Exactly the lines from the one containing "Type out the text in this image." through the end of the data below are to be reproduced, and nothing besides them.
— Start of TASK MATERIAL —
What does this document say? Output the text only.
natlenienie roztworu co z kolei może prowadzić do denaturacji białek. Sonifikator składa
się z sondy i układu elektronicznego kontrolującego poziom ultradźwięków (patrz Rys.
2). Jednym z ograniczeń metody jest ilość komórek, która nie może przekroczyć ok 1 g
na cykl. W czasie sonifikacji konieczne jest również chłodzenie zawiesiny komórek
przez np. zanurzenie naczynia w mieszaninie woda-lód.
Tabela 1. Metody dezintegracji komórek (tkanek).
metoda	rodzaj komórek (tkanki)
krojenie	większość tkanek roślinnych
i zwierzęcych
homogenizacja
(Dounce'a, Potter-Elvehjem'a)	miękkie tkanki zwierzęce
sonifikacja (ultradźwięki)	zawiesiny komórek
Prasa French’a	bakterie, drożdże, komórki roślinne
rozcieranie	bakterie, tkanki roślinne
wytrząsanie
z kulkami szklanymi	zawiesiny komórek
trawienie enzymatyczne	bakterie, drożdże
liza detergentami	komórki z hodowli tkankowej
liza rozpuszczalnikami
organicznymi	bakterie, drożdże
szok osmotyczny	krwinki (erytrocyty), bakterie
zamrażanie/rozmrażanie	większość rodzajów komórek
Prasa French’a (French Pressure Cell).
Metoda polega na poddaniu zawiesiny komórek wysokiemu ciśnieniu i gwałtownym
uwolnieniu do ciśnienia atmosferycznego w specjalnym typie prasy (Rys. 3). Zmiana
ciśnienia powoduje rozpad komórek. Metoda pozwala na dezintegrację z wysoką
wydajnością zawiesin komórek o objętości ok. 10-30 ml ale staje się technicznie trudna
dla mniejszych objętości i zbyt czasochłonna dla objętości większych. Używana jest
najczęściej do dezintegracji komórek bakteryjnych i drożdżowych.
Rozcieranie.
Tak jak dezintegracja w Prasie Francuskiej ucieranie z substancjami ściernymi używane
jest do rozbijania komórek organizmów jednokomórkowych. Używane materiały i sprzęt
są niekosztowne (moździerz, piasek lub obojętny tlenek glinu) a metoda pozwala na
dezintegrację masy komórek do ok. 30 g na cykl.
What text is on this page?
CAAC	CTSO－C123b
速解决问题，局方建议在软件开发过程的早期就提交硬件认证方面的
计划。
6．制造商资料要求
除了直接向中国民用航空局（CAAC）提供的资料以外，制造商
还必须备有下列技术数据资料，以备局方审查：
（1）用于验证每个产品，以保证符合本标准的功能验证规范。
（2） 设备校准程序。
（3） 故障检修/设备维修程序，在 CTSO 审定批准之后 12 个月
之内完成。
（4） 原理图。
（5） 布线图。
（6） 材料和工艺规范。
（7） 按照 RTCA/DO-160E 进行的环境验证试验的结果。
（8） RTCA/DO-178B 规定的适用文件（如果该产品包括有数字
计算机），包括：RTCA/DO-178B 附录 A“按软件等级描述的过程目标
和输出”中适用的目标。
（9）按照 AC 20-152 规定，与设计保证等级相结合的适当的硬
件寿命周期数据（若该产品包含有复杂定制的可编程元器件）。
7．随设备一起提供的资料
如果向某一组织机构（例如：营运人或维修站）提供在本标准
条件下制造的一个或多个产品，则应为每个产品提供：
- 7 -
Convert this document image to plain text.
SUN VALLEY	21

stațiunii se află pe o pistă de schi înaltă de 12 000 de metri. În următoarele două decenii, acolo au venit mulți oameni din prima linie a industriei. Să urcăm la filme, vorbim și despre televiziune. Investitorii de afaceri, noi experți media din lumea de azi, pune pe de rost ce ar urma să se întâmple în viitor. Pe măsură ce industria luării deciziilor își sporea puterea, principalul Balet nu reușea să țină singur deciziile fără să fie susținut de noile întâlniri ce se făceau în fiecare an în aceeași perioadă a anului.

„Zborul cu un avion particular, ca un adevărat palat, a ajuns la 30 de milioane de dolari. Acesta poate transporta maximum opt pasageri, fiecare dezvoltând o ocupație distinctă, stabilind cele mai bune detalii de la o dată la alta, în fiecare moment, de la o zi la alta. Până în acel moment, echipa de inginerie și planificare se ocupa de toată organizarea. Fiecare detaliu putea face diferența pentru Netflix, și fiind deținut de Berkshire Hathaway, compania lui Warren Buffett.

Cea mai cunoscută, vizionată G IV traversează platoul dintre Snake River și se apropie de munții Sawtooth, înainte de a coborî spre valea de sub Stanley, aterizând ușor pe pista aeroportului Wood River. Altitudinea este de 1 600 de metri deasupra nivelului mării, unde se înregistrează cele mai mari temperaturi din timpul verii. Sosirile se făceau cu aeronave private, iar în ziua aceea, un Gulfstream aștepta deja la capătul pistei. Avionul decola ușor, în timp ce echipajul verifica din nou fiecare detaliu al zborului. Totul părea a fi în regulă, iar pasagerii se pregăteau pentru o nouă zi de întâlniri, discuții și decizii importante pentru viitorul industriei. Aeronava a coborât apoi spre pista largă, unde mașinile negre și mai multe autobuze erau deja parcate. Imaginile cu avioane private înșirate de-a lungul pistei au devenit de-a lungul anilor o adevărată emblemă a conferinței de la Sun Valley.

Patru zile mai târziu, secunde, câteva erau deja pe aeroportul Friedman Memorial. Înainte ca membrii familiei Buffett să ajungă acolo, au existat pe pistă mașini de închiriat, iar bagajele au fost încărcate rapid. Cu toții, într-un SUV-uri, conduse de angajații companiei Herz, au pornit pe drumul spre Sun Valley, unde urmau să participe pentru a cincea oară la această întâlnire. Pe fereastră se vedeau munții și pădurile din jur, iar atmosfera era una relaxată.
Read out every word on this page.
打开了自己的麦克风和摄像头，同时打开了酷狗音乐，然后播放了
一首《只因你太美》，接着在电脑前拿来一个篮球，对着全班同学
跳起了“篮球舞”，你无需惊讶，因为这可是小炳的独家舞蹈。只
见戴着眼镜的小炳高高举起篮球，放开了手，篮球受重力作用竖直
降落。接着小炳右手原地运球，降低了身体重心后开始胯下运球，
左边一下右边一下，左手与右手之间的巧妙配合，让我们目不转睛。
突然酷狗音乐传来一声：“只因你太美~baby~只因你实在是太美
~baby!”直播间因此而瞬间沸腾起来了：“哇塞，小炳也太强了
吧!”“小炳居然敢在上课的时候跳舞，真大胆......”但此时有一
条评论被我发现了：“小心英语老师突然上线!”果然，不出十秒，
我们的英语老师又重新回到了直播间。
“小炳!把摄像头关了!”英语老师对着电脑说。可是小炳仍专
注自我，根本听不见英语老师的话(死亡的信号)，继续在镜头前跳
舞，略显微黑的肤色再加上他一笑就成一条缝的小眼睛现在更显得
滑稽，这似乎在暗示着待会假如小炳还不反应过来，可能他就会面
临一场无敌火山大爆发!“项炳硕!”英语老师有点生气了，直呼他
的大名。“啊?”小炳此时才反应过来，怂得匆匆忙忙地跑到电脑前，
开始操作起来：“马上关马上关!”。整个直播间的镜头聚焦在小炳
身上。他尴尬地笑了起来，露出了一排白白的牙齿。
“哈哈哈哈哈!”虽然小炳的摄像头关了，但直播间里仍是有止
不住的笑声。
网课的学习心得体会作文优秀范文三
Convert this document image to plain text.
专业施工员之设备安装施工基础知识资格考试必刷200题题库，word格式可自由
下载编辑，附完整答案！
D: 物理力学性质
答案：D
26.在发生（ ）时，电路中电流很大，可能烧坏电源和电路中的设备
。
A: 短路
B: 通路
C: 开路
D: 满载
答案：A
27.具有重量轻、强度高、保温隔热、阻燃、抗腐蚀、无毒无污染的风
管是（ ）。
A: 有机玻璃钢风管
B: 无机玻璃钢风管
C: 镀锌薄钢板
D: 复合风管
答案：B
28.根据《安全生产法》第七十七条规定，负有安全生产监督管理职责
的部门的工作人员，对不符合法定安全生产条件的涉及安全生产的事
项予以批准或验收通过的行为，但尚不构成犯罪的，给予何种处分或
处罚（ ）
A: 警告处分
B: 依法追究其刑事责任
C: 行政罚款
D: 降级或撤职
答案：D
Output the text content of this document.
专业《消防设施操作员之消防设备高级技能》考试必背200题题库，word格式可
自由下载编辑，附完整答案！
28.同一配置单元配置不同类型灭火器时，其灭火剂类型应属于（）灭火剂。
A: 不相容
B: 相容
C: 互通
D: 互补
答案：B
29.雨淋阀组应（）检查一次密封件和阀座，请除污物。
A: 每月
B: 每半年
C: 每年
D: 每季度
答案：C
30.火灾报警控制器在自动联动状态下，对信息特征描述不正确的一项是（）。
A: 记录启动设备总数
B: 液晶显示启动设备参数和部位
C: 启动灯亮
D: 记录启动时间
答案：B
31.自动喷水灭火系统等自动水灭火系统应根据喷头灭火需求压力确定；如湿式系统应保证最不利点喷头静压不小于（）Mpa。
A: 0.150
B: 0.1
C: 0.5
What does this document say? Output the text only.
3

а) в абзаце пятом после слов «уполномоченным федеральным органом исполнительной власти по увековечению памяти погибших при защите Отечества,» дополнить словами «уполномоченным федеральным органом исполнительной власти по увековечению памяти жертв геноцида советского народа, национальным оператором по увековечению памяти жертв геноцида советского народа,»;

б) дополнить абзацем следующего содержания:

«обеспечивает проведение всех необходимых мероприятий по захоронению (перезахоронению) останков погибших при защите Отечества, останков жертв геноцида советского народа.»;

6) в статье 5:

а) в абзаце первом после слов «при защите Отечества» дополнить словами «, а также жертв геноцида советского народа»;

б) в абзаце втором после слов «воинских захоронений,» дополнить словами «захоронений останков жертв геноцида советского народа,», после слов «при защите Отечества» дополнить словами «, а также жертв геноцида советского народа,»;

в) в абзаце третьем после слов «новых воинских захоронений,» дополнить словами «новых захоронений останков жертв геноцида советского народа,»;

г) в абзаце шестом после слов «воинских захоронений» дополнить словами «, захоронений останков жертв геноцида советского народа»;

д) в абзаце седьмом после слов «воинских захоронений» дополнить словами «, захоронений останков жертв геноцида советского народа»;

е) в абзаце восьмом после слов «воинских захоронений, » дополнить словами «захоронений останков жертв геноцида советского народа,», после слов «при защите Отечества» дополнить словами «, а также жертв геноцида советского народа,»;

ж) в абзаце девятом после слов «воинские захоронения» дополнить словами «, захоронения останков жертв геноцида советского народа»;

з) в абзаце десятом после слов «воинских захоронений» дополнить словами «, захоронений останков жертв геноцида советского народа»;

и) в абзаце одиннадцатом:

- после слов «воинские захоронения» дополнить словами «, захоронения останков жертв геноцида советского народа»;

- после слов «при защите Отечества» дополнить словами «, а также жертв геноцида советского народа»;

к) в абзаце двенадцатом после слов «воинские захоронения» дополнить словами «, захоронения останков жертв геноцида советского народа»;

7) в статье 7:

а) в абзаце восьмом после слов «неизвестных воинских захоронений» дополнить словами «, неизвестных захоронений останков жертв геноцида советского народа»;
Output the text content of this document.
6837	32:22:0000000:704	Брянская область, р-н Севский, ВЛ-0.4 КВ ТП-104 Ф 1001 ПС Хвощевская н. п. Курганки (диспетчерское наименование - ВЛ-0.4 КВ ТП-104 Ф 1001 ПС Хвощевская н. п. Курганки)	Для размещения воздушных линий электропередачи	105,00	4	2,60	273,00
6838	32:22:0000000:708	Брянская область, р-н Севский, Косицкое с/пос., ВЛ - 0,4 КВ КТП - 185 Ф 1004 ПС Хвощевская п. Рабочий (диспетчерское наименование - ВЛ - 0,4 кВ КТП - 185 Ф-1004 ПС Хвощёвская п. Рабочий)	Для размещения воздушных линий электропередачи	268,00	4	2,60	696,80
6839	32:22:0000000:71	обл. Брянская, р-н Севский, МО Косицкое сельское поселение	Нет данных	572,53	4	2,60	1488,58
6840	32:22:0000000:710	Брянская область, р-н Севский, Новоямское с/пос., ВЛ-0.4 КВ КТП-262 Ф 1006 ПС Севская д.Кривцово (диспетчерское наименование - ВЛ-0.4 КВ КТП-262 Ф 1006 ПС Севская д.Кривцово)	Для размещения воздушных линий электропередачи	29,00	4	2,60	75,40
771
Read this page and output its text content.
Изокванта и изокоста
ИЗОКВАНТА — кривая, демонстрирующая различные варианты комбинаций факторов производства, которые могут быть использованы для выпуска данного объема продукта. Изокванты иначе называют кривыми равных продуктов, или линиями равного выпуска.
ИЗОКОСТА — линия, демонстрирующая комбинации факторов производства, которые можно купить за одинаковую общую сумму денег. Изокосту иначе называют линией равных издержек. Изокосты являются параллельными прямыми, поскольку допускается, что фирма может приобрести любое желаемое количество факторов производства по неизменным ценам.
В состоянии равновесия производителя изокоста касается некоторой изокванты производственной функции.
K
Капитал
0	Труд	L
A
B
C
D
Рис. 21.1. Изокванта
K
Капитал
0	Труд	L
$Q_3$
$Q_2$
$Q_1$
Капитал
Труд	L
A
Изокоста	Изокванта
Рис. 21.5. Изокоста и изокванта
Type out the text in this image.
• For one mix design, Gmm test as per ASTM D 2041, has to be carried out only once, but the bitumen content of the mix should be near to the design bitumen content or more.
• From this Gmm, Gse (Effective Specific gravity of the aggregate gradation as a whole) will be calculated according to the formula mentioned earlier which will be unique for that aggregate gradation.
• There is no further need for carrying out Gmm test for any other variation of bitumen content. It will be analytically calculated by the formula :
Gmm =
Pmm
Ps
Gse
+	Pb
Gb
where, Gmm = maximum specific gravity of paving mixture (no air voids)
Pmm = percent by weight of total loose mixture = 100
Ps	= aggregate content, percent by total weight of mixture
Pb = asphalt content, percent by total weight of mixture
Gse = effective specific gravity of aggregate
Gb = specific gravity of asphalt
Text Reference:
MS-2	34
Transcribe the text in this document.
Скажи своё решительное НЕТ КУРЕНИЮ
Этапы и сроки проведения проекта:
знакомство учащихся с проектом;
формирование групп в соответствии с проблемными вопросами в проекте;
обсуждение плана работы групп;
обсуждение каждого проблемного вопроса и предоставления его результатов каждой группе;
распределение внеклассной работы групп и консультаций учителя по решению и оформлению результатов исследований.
— End of TASK MATERIAL —
RESULT OF THIS TASK:
Type out the text in this image.
• For one mix design, Gmm test as per ASTM D 2041, has to be carried out only once, but the bitumen content of the mix should be near to the design bitumen content or more.
• From this Gmm, Gse (Effective Specific gravity of the aggregate gradation as a whole) will be calculated according to the formula mentioned earlier which will be unique for that aggregate gradation.
• There is no further need for carrying out Gmm test for any other variation of bitumen content. It will be analytically calculated by the formula :
Gmm =
Pmm
Ps
Gse
+	Pb
Gb
where, Gmm = maximum specific gravity of paving mixture (no air voids)
Pmm = percent by weight of total loose mixture = 100
Ps	= aggregate content, percent by total weight of mixture
Pb = asphalt content, percent by total weight of mixture
Gse = effective specific gravity of aggregate
Gb = specific gravity of asphalt
Text Reference:
MS-2	34
Transcribe the text in this document.
Скажи своё решительное НЕТ КУРЕНИЮ
Этапы и сроки проведения проекта:
знакомство учащихся с проектом;
формирование групп в соответствии с проблемными вопросами в проекте;
обсуждение плана работы групп;
обсуждение каждого проблемного вопроса и предоставления его результатов каждой группе;
распределение внеклассной работы групп и консультаций учителя по решению и оформлению результатов исследований.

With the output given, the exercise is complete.